** Aim **
Write the count of lines that contain the word "subtitle" and nothing else.

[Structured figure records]
━━━━━━
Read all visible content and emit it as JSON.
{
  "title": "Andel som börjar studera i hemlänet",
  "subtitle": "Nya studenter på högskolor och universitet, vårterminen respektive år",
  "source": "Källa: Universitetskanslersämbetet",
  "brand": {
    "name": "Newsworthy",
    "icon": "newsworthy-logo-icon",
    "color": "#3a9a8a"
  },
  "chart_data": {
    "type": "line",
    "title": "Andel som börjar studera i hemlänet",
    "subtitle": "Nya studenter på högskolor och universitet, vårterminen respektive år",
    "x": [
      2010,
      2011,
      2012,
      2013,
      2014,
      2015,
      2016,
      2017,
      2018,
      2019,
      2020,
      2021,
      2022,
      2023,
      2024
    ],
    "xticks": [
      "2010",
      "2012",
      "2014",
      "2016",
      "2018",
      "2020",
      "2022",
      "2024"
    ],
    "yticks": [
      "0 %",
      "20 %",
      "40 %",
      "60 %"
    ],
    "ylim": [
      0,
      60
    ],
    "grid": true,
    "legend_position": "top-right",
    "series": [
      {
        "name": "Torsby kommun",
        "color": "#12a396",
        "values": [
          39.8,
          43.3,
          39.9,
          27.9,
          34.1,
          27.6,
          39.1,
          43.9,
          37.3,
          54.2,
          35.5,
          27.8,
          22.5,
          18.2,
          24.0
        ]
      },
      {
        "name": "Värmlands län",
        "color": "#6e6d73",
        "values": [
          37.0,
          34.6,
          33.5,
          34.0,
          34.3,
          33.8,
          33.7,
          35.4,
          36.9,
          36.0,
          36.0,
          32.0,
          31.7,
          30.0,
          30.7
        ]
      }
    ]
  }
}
━━━━━━
** Exercise result **
2